[Data entries]
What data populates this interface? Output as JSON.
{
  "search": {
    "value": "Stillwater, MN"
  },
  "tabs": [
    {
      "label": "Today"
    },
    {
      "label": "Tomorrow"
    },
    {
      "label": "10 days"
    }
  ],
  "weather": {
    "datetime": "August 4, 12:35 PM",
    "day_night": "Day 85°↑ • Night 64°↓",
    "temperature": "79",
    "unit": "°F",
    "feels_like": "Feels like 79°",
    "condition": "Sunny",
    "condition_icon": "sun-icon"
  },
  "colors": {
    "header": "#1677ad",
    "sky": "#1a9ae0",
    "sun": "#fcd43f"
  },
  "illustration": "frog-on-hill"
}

What the task requires
Identify each line holding the string "label", and copy it out.

Answer
      "label": "Today"
      "label": "Tomorrow"
      "label": "10 days"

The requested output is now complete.